Set problem: Copy all the data exactly, except the pictures.

════

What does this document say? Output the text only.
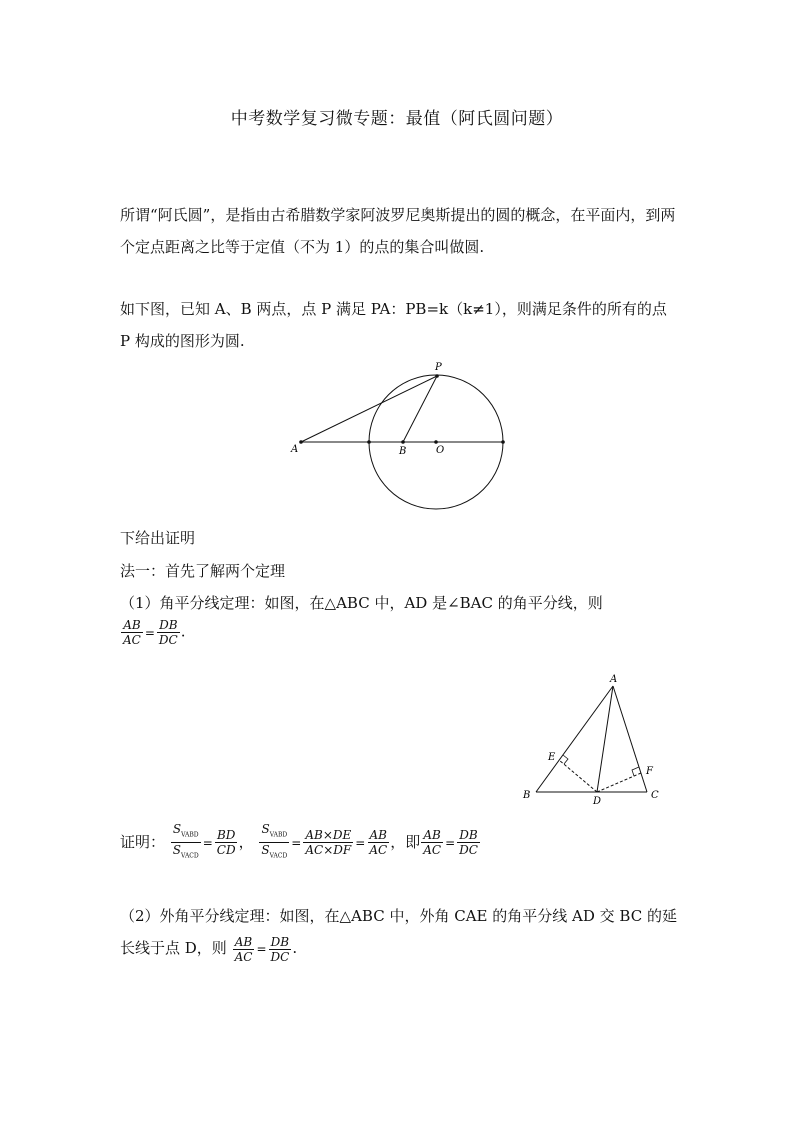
中考数学复习微专题：最值（阿氏圆问题）
所谓“阿氏圆”，是指由古希腊数学家阿波罗尼奥斯提出的圆的概念，在平面内，到两个定点距离之比等于定值（不为 1）的点的集合叫做圆.
如下图，已知 A、B 两点，点 P 满足 PA：PB=k（k≠1），则满足条件的所有的点 P 构成的图形为圆.
A	B	O
P
下给出证明
法一：首先了解两个定理
（1）角平分线定理：如图，在△ABC 中，AD 是∠BAC 的角平分线，则
$\frac{AB}{AC} = \frac{DB}{DC}$ .
A
B	C
D
E
F
证明： $\frac{S_{VABD}}{S_{VACD}} = \frac{BD}{CD}$ ， $\frac{S_{VABD}}{S_{VACD}} = \frac{AB\times DE}{AC\times DF} = \frac{AB}{AC}$ ，即 $\frac{AB}{AC} = \frac{DB}{DC}$
（2）外角平分线定理：如图，在△ABC 中，外角 CAE 的角平分线 AD 交 BC 的延长线于点 D，则 $\frac{AB}{AC} = \frac{DB}{DC}$ .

════

Exercise result:
What does this document say? Output the text only.
中考数学复习微专题：最值（阿氏圆问题）
所谓“阿氏圆”，是指由古希腊数学家阿波罗尼奥斯提出的圆的概念，在平面内，到两个定点距离之比等于定值（不为 1）的点的集合叫做圆.
如下图，已知 A、B 两点，点 P 满足 PA：PB=k（k≠1），则满足条件的所有的点 P 构成的图形为圆.
A	B	O
P
下给出证明
法一：首先了解两个定理
（1）角平分线定理：如图，在△ABC 中，AD 是∠BAC 的角平分线，则
$\frac{AB}{AC} = \frac{DB}{DC}$ .
A
B	C
D
E
F
证明： $\frac{S_{VABD}}{S_{VACD}} = \frac{BD}{CD}$ ， $\frac{S_{VABD}}{S_{VACD}} = \frac{AB\times DE}{AC\times DF} = \frac{AB}{AC}$ ，即 $\frac{AB}{AC} = \frac{DB}{DC}$
（2）外角平分线定理：如图，在△ABC 中，外角 CAE 的角平分线 AD 交 BC 的延长线于点 D，则 $\frac{AB}{AC} = \frac{DB}{DC}$ .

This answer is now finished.